Items from a data source

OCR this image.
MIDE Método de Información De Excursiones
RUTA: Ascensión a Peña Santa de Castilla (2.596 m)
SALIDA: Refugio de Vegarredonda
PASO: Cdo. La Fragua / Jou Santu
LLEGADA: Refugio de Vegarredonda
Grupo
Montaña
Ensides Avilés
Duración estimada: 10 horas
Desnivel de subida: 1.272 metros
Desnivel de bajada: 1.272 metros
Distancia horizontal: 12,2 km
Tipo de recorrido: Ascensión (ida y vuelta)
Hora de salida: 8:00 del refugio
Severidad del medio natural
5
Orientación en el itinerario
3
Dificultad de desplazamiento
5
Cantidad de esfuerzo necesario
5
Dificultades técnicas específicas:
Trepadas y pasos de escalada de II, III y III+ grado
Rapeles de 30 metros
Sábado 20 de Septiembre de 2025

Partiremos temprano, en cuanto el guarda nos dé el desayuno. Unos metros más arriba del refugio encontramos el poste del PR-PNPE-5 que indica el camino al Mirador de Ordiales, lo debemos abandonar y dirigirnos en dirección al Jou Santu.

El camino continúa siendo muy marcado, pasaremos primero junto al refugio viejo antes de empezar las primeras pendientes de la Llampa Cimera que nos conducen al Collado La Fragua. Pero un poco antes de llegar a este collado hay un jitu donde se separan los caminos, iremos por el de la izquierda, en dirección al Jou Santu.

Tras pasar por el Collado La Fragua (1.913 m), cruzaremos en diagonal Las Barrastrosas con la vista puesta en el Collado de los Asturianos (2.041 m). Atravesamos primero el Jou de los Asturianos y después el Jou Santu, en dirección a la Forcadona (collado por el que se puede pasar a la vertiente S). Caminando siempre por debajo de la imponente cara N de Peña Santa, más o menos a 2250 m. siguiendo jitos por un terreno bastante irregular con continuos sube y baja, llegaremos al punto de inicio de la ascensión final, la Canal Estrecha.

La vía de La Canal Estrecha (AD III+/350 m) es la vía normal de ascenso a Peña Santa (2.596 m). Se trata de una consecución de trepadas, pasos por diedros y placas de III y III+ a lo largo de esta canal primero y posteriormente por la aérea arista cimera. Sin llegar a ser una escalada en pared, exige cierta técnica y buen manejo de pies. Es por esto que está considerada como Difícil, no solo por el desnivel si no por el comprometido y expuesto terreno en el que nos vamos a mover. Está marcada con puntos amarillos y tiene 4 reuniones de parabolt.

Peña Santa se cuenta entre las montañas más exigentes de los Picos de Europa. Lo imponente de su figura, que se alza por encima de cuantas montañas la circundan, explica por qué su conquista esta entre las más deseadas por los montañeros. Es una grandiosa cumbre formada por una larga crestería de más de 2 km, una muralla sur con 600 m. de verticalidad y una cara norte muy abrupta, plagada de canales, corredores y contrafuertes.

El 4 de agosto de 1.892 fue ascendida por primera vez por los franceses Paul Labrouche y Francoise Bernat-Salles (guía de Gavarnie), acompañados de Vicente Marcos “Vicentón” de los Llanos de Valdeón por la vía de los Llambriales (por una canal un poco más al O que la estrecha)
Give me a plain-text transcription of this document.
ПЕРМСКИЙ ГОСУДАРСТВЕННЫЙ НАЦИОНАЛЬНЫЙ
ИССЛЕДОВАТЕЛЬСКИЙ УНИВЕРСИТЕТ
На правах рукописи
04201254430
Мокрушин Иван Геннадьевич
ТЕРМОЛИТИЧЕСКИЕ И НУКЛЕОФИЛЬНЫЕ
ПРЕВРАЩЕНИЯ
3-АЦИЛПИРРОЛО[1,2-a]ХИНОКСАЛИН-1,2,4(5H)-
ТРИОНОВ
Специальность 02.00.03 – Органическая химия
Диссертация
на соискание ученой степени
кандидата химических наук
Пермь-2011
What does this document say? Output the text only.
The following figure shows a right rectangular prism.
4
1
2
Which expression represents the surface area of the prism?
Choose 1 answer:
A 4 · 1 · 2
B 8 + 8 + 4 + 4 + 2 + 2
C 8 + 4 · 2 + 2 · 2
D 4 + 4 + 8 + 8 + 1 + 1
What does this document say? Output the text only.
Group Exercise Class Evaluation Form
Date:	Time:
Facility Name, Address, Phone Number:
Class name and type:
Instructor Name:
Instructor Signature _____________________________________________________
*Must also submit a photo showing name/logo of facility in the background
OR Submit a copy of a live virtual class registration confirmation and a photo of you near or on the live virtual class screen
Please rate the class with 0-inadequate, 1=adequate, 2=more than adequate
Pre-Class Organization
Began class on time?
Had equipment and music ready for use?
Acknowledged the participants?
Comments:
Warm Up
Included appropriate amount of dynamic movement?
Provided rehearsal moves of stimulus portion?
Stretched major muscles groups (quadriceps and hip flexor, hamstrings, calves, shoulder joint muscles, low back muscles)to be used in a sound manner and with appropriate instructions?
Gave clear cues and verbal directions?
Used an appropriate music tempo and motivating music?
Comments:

# What the task requires:
Using the records above, list each line that includes "collado".

# Expected answer:
El camino continúa siendo muy marcado, pasaremos primero junto al refugio viejo antes de empezar las primeras pendientes de la Llampa Cimera que nos conducen al Collado La Fragua. Pero un poco antes de llegar a este collado hay un jitu donde se separan los caminos, iremos por el de la izquierda, en dirección al Jou Santu.
Tras pasar por el Collado La Fragua (1.913 m), cruzaremos en diagonal Las Barrastrosas con la vista puesta en el Collado de los Asturianos (2.041 m). Atravesamos primero el Jou de los Asturianos y después el Jou Santu, en dirección a la Forcadona (collado por el que se puede pasar a la vertiente S). Caminando siempre por debajo de la imponente cara N de Peña Santa, más o menos a 2250 m. siguiendo jitos por un terreno bastante irregular con continuos sube y baja, llegaremos al punto de inicio de la ascensión final, la Canal Estrecha.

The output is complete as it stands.